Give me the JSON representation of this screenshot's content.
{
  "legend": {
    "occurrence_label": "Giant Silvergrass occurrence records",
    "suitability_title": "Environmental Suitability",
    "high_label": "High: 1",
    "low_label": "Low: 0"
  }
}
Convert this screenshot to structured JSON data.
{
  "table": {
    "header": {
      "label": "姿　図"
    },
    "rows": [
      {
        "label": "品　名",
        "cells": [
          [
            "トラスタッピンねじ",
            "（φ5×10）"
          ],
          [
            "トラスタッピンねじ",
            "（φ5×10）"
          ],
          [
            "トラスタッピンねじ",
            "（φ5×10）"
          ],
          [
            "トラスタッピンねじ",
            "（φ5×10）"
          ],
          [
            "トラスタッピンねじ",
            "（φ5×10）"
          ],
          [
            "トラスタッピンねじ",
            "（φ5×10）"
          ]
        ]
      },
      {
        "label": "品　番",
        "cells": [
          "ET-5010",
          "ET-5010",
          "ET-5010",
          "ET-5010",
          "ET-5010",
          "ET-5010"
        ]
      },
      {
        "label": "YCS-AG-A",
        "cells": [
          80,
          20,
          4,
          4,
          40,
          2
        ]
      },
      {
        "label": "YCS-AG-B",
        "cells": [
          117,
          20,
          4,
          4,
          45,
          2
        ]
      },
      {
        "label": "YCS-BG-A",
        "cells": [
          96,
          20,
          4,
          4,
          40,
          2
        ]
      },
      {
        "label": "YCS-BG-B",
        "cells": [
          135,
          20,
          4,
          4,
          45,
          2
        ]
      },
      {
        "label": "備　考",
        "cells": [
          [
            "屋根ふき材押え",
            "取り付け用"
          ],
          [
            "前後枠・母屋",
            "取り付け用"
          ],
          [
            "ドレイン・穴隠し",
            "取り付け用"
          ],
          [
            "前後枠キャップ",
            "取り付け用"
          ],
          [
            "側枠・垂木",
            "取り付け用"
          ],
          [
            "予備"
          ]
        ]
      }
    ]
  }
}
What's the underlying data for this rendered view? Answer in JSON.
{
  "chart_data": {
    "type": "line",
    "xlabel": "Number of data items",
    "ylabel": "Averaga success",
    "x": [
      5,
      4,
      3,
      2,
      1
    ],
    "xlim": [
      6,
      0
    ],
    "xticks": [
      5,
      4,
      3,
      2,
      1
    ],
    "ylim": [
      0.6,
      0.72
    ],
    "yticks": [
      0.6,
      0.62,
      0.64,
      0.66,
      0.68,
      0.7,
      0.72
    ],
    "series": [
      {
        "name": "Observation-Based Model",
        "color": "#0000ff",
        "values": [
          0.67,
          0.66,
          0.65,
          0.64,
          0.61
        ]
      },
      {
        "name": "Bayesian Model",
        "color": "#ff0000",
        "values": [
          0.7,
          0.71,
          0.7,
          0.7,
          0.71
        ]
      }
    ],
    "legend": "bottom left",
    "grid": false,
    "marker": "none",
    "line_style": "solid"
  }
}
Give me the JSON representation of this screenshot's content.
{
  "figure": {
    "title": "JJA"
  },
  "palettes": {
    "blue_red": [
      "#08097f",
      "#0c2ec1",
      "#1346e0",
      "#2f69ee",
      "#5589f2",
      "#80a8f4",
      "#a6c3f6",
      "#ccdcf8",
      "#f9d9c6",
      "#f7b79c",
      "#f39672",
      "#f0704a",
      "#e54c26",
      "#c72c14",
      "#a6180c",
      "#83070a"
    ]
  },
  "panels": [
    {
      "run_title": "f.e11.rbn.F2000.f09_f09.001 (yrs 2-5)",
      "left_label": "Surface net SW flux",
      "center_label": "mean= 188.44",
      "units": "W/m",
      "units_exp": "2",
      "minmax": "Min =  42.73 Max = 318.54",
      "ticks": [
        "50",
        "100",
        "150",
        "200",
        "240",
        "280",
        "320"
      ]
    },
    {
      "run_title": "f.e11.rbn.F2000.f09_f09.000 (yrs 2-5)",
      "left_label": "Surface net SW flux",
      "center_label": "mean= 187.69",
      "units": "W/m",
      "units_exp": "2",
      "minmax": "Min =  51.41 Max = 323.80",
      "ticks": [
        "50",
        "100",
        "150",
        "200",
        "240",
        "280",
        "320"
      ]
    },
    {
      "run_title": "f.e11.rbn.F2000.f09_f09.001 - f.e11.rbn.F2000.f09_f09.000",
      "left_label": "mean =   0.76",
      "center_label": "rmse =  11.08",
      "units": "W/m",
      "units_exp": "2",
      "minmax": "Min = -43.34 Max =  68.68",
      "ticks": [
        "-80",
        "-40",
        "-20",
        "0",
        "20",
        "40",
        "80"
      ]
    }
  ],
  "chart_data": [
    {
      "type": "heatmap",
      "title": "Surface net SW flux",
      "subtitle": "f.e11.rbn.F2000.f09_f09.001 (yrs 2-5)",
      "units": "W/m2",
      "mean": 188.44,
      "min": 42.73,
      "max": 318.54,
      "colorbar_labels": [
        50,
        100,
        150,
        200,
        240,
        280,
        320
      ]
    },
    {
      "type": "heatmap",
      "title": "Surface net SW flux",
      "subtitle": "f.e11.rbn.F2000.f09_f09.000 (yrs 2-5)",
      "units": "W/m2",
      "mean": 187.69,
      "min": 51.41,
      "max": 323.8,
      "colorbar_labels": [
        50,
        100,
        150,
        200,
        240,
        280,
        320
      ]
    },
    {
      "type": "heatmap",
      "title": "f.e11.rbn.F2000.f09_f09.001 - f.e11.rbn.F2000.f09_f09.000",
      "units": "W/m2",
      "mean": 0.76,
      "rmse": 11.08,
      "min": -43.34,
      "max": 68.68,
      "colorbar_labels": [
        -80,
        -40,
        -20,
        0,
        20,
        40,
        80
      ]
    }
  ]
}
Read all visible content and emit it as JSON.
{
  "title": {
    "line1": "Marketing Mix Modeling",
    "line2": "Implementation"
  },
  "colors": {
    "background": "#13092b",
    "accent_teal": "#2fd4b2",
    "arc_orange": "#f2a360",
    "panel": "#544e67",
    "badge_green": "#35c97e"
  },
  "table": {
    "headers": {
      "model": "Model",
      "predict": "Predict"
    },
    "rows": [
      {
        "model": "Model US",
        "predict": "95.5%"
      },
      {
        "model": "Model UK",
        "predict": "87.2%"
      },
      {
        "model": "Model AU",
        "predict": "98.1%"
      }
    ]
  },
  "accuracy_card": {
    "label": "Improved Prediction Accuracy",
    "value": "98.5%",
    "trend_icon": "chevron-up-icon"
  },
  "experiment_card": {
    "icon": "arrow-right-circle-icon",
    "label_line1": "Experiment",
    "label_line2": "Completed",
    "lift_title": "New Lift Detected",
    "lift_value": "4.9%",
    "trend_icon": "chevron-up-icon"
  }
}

> [Your objective]:
Collect, from the material above, every line containing the word "JSON".

> [Full solution]:
Give me the JSON representation of this screenshot's content.
Convert this screenshot to structured JSON data.
What's the underlying data for this rendered view? Answer in JSON.
Give me the JSON representation of this screenshot's content.
Read all visible content and emit it as JSON.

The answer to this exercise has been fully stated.